Short exercise: Quote every line from the items below verbatim, beginning with the line that contains "q21-e4-eq: = <box>501 700 512 714</box>" and ending with the line that contains "q18-fraction-1 <box>517 283 529 310</box>", with both of those lines included.
<<<<
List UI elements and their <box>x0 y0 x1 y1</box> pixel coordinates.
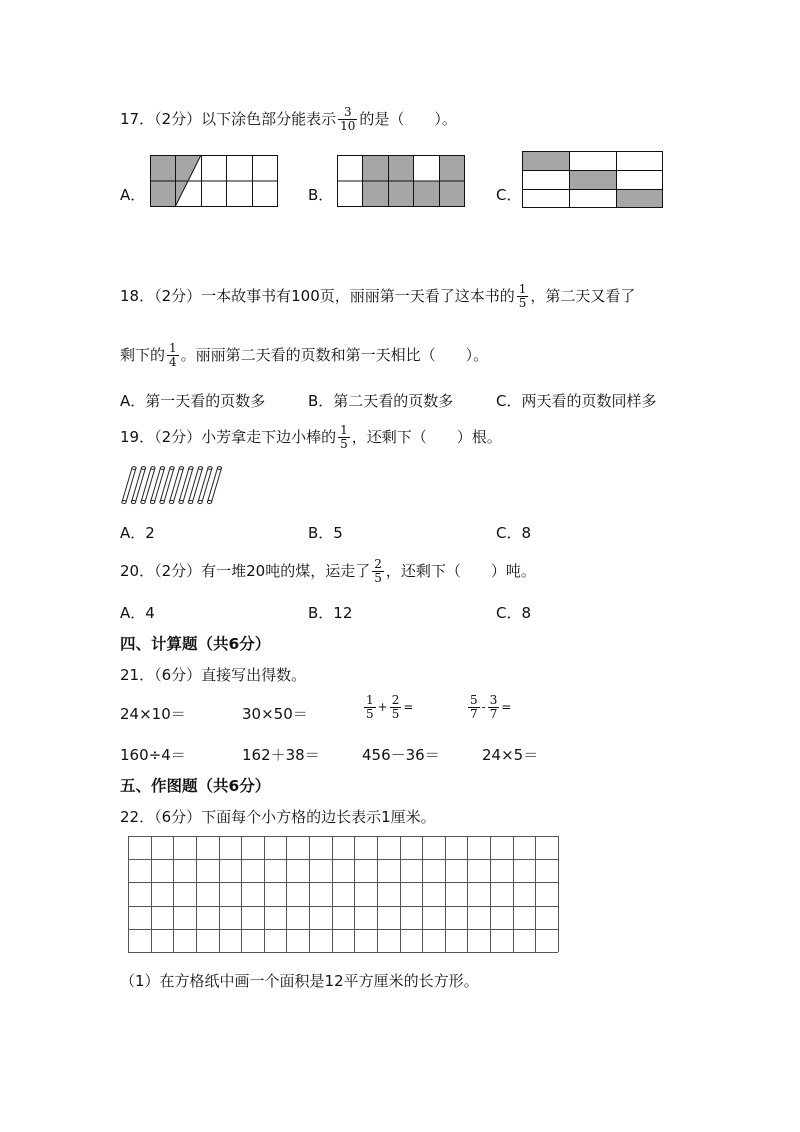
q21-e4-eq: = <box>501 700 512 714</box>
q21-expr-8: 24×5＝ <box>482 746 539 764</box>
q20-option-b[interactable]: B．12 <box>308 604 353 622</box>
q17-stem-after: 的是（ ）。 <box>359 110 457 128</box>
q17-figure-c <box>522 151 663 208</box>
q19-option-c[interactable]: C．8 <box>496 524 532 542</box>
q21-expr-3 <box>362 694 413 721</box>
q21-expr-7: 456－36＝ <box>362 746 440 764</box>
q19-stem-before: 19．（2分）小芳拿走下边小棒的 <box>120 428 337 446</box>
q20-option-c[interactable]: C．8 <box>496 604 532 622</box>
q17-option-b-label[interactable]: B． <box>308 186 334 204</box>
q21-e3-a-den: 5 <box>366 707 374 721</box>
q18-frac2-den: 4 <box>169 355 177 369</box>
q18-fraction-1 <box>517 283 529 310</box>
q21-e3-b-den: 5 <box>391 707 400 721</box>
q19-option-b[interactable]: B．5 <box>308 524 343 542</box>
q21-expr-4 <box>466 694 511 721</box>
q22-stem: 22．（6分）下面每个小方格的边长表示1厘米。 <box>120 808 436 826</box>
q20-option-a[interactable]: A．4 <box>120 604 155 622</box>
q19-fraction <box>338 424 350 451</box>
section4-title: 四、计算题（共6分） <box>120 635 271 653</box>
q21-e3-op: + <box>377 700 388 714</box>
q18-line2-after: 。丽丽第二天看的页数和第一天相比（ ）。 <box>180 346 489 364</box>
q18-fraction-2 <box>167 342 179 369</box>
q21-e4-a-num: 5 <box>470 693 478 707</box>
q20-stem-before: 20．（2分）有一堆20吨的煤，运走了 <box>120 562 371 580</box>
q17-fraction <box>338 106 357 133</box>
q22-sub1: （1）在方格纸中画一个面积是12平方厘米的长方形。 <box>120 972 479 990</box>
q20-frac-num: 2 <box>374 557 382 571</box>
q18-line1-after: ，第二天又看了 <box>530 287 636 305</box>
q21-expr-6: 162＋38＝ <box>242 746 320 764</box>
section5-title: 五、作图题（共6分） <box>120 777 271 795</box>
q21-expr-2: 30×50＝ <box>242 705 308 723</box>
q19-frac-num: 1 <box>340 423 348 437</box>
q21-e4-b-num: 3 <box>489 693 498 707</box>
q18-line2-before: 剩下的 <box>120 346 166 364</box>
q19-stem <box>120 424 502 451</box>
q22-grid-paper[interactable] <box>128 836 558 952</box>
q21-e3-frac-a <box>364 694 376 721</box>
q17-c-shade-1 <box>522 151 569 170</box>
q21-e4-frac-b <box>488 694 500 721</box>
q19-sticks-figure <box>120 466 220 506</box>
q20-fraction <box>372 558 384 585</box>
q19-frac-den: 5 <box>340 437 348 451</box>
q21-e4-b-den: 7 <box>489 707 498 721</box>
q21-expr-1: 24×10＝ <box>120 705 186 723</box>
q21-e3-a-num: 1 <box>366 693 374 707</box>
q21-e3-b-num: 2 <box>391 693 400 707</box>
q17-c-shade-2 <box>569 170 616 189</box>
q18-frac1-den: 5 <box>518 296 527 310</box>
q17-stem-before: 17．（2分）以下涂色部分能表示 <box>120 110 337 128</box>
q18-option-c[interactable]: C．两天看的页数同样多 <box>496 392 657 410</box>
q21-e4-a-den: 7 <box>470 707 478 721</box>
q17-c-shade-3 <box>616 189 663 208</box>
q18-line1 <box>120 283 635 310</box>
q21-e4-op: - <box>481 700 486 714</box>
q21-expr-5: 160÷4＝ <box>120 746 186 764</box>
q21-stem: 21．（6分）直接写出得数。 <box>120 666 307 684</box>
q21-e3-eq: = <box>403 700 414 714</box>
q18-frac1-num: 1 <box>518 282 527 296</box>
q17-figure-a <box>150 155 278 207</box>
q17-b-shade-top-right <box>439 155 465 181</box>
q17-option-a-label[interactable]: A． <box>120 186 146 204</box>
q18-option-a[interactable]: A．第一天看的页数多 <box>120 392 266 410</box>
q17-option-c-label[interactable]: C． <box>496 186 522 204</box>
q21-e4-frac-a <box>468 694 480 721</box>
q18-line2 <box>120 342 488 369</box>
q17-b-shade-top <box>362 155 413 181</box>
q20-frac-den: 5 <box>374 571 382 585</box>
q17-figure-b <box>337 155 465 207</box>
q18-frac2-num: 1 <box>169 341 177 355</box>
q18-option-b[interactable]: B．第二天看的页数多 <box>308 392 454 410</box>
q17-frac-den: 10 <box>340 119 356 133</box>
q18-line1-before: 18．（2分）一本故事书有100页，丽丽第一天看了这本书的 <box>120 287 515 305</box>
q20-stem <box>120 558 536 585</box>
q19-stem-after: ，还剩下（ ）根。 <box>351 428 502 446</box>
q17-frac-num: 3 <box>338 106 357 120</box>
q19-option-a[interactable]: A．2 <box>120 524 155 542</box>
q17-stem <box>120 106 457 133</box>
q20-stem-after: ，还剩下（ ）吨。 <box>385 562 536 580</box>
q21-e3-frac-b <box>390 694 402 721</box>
>>>>
Task answer:
q21-e4-eq: = <box>501 700 512 714</box>
q21-expr-8: 24×5＝ <box>482 746 539 764</box>
q20-option-b[interactable]: B．12 <box>308 604 353 622</box>
q17-stem-after: 的是（ ）。 <box>359 110 457 128</box>
q17-figure-c <box>522 151 663 208</box>
q19-option-c[interactable]: C．8 <box>496 524 532 542</box>
q21-expr-3 <box>362 694 413 721</box>
q21-expr-7: 456－36＝ <box>362 746 440 764</box>
q19-stem-before: 19．（2分）小芳拿走下边小棒的 <box>120 428 337 446</box>
q20-option-c[interactable]: C．8 <box>496 604 532 622</box>
q17-option-b-label[interactable]: B． <box>308 186 334 204</box>
q21-e3-a-den: 5 <box>366 707 374 721</box>
q18-frac2-den: 4 <box>169 355 177 369</box>
q18-fraction-1 <box>517 283 529 310</box>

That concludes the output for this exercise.